▶ **Problem to work on**: Search the data for the word "NickForVA" and copy every line that contains it.

▶ **Provided records**:
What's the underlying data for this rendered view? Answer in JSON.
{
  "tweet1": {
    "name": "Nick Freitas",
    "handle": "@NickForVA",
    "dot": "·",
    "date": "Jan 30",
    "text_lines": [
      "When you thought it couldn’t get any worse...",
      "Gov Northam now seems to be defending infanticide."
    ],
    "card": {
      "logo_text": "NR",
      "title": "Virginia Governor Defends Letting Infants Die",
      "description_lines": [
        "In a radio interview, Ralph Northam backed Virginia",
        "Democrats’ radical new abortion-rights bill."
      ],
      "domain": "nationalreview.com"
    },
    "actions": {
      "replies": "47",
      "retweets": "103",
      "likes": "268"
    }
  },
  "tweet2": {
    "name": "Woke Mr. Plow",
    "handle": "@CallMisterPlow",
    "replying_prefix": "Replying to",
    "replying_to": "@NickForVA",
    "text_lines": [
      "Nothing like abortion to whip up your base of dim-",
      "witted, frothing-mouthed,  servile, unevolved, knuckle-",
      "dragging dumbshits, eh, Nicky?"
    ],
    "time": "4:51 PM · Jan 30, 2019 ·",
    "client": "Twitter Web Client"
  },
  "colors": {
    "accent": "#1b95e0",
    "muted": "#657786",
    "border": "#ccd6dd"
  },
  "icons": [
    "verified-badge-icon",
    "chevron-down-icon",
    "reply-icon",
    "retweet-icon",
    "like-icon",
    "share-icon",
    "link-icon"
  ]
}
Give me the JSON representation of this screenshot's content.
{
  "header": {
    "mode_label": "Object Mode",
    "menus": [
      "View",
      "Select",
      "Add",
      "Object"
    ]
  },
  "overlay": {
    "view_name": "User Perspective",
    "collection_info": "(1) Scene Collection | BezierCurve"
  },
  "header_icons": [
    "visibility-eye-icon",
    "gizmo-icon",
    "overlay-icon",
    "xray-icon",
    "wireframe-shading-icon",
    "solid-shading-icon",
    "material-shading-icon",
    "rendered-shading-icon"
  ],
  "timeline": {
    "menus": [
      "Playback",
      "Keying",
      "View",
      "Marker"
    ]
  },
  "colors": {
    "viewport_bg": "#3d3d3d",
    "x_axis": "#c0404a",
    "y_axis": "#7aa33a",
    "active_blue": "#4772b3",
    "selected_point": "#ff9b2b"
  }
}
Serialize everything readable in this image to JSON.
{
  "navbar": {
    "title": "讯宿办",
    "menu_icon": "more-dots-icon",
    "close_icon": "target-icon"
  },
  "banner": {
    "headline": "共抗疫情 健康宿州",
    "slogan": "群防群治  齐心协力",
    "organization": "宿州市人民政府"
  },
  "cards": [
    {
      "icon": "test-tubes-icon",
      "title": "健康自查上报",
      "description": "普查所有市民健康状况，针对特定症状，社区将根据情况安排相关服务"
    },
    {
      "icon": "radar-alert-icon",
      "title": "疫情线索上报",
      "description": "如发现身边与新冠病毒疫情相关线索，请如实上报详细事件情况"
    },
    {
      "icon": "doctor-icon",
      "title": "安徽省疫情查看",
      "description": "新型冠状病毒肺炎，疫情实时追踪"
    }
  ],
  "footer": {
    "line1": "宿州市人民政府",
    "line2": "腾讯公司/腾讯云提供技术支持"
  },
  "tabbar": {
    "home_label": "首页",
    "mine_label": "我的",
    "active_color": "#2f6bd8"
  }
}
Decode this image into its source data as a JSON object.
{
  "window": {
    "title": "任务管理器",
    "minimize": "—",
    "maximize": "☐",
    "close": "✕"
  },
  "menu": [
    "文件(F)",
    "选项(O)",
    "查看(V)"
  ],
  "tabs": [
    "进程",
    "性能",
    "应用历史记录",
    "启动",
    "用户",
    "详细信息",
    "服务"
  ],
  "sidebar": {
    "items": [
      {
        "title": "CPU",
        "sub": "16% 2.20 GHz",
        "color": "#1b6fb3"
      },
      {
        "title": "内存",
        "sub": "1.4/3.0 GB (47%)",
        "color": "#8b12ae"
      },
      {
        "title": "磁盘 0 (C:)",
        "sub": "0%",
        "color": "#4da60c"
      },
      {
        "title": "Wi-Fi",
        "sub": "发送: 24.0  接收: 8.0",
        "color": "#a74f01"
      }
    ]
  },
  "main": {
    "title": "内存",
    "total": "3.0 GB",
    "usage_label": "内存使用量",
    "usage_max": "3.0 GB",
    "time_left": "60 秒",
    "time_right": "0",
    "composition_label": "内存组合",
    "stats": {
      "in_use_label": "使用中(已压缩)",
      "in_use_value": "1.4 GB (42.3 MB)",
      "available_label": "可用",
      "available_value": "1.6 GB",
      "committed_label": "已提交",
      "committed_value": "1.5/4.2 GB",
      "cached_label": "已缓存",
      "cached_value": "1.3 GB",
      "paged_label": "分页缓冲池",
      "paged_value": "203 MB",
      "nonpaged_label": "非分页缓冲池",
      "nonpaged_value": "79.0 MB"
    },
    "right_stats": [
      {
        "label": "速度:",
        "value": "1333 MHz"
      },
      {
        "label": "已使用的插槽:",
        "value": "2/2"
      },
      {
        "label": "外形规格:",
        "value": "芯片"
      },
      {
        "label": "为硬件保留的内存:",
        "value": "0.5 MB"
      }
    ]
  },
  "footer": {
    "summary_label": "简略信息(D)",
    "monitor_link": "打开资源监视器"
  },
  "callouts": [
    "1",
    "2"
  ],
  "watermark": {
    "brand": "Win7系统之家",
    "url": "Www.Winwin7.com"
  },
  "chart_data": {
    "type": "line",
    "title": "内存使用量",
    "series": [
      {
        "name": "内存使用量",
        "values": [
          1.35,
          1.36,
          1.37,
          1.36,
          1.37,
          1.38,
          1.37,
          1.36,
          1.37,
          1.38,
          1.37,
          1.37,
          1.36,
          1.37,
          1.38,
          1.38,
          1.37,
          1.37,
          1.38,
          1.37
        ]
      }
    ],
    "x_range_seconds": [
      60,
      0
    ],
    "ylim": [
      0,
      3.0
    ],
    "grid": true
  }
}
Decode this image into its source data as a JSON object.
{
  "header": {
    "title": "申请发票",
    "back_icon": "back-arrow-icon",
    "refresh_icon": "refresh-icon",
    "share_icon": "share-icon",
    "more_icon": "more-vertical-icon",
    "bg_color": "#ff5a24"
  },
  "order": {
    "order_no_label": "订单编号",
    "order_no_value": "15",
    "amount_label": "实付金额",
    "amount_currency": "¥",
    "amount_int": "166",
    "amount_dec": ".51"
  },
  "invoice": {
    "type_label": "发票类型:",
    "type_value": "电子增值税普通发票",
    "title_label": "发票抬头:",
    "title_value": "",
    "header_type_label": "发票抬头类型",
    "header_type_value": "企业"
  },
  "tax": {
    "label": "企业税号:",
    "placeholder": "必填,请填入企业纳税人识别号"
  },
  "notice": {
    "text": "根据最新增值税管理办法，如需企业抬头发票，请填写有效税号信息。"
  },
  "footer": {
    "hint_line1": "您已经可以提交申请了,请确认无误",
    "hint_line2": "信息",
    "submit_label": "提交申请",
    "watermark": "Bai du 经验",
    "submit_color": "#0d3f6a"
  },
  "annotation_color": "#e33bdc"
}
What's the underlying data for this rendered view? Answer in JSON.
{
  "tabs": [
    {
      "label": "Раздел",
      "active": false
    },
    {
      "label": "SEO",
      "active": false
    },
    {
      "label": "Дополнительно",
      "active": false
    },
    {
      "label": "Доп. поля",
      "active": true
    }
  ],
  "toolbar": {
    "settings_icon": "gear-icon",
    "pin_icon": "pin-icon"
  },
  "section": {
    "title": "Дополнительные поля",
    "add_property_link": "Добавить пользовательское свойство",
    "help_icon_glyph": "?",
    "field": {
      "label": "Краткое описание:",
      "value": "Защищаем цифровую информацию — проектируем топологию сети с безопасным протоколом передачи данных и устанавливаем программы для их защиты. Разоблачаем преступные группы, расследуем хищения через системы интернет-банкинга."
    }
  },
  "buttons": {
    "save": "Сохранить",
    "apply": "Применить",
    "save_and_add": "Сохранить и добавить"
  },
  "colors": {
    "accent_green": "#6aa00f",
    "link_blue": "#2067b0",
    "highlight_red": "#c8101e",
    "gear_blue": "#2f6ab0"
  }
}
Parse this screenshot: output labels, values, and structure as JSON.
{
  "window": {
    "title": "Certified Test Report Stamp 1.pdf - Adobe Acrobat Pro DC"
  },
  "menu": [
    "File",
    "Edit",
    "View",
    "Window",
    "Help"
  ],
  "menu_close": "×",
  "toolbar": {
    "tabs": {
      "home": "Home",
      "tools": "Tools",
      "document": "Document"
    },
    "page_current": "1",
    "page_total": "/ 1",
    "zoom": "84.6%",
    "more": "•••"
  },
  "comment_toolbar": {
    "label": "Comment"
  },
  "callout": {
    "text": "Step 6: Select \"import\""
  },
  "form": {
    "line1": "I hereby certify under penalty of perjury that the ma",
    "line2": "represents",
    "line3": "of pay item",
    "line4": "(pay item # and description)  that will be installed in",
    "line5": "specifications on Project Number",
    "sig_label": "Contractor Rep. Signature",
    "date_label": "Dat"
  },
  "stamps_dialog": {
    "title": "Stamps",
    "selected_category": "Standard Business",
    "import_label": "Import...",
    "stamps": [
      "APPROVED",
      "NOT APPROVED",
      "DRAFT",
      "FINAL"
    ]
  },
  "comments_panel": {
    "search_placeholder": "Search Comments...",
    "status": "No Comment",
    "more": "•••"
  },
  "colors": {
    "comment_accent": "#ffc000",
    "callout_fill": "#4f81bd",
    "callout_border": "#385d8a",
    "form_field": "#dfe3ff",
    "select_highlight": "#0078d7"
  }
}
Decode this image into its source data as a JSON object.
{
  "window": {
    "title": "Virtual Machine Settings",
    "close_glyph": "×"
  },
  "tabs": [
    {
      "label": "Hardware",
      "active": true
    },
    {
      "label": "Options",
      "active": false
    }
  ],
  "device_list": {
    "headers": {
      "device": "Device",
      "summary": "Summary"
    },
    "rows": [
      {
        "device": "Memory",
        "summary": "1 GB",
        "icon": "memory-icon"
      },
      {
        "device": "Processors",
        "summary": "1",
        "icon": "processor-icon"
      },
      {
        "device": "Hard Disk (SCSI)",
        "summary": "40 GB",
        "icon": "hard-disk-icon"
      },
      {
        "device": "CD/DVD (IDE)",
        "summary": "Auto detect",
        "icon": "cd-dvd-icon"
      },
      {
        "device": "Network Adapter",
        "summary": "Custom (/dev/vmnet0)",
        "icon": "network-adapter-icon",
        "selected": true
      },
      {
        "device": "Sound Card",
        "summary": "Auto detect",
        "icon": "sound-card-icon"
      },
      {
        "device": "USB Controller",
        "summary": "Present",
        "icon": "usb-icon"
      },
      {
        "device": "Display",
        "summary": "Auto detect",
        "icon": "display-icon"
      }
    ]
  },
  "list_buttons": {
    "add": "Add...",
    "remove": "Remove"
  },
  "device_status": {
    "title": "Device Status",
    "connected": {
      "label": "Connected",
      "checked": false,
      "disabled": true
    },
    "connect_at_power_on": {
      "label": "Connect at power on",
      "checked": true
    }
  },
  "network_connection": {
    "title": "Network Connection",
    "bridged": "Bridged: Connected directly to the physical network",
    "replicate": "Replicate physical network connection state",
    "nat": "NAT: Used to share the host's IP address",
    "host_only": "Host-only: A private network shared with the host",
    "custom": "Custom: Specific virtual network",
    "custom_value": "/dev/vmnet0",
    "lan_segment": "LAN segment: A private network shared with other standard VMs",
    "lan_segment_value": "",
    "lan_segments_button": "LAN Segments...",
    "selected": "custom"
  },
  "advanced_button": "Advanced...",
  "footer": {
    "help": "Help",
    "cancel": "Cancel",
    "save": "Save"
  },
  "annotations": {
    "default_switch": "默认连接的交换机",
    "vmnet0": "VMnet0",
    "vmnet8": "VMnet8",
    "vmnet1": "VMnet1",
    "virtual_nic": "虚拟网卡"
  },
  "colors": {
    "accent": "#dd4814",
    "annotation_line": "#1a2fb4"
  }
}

▶ **Worked solution**:
    "handle": "@NickForVA",
    "replying_to": "@NickForVA",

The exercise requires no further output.